*Material for the task*.
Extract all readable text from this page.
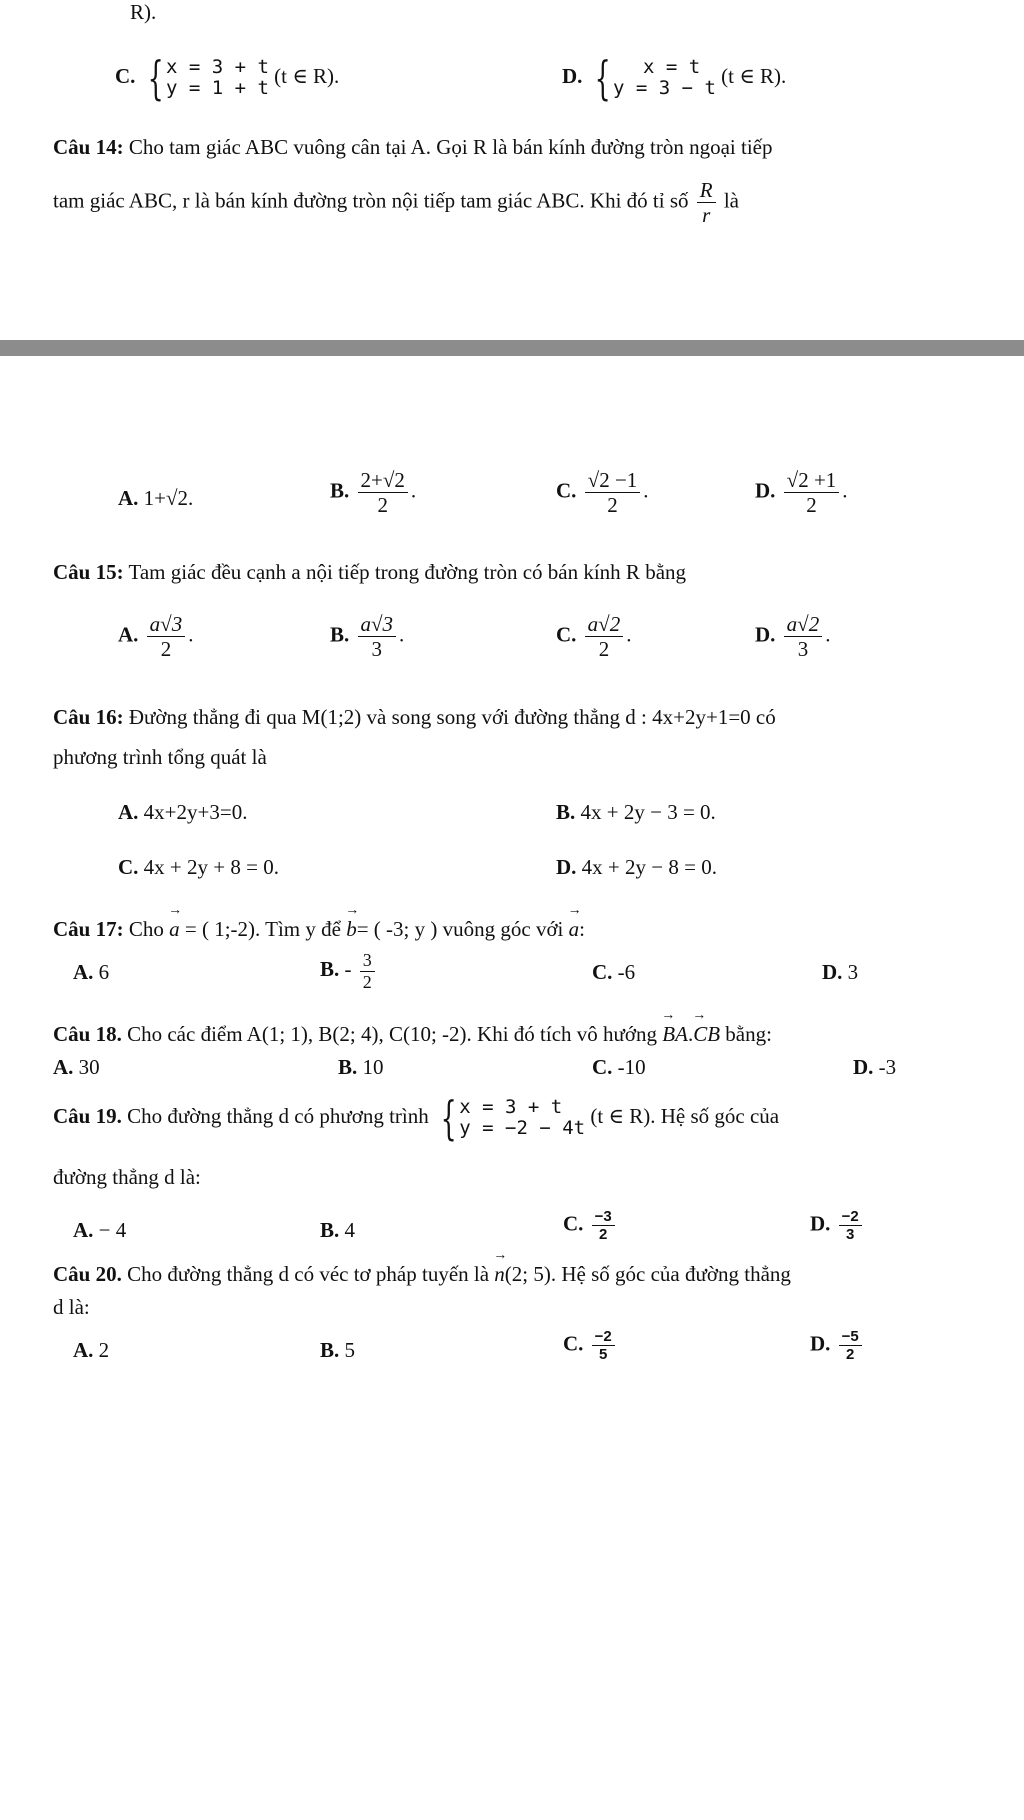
R).
C. { x = 3 + t
y = 1 + t
(t ∈ R).	D. {	x = t
y = 3 − t
(t ∈ R).
Câu 14: Cho tam giác ABC vuông cân tại A. Gọi R là bán kính đường tròn ngoại tiếp
tam giác ABC, r là bán kính đường tròn nội tiếp tam giác ABC. Khi đó tỉ số $\frac{R}{r}$ là
A. 1+√2.	B. $\frac{2+√2}{2}$ .	C. $\frac{√2 -1}{2}$ .	D. $\frac{√2 +1}{2}$ .
Câu 15: Tam giác đều cạnh a nội tiếp trong đường tròn có bán kính R bằng
A. $\frac{a√3}{2}$ .	B. $\frac{a√3}{3}$ .	C. $\frac{a√2}{2}$ .	D. $\frac{a√2}{3}$ .
Câu 16: Đường thẳng đi qua M(1;2) và song song với đường thẳng d : 4x+2y+1=0 có
phương trình tổng quát là
A. 4x+2y+3=0.	B. 4x + 2y − 3 = 0.
C. 4x + 2y + 8 = 0.	D. 4x + 2y − 8 = 0.
Câu 17: Cho → a = ( 1;-2). Tìm y để → b= ( -3; y ) vuông góc với → a:
A. 6	B. - $\frac{3}{2}$	C. -6	D. 3
Câu 18. Cho các điểm A(1; 1), B(2; 4), C(10; -2). Khi đó tích vô hướng → BA.→ CB bằng:
A. 30	B. 10	C. -10	D. -3
Câu 19. Cho đường thẳng d có phương trình { x = 3 + t
y = −2 − 4t
(t ∈ R). Hệ số góc của
đường thẳng d là:
A. − 4	B. 4	C. $\frac{-3}{2}$	D. $\frac{-2}{3}$
Câu 20. Cho đường thẳng d có véc tơ pháp tuyến là → n(2; 5). Hệ số góc của đường thẳng
d là:
A. 2	B. 5	C. $\frac{-2}{5}$	D. $\frac{-5}{2}$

*What is asked*.
Transcribe the full listing above exactly, with the images removed.

*In response*.
Extract all readable text from this page.
R).
C. { x = 3 + t
y = 1 + t
(t ∈ R).	D. {	x = t
y = 3 − t
(t ∈ R).
Câu 14: Cho tam giác ABC vuông cân tại A. Gọi R là bán kính đường tròn ngoại tiếp
tam giác ABC, r là bán kính đường tròn nội tiếp tam giác ABC. Khi đó tỉ số $\frac{R}{r}$ là
A. 1+√2.	B. $\frac{2+√2}{2}$ .	C. $\frac{√2 -1}{2}$ .	D. $\frac{√2 +1}{2}$ .
Câu 15: Tam giác đều cạnh a nội tiếp trong đường tròn có bán kính R bằng
A. $\frac{a√3}{2}$ .	B. $\frac{a√3}{3}$ .	C. $\frac{a√2}{2}$ .	D. $\frac{a√2}{3}$ .
Câu 16: Đường thẳng đi qua M(1;2) và song song với đường thẳng d : 4x+2y+1=0 có
phương trình tổng quát là
A. 4x+2y+3=0.	B. 4x + 2y − 3 = 0.
C. 4x + 2y + 8 = 0.	D. 4x + 2y − 8 = 0.
Câu 17: Cho → a = ( 1;-2). Tìm y để → b= ( -3; y ) vuông góc với → a:
A. 6	B. - $\frac{3}{2}$	C. -6	D. 3
Câu 18. Cho các điểm A(1; 1), B(2; 4), C(10; -2). Khi đó tích vô hướng → BA.→ CB bằng:
A. 30	B. 10	C. -10	D. -3
Câu 19. Cho đường thẳng d có phương trình { x = 3 + t
y = −2 − 4t
(t ∈ R). Hệ số góc của
đường thẳng d là:
A. − 4	B. 4	C. $\frac{-3}{2}$	D. $\frac{-2}{3}$
Câu 20. Cho đường thẳng d có véc tơ pháp tuyến là → n(2; 5). Hệ số góc của đường thẳng
d là:
A. 2	B. 5	C. $\frac{-2}{5}$	D. $\frac{-5}{2}$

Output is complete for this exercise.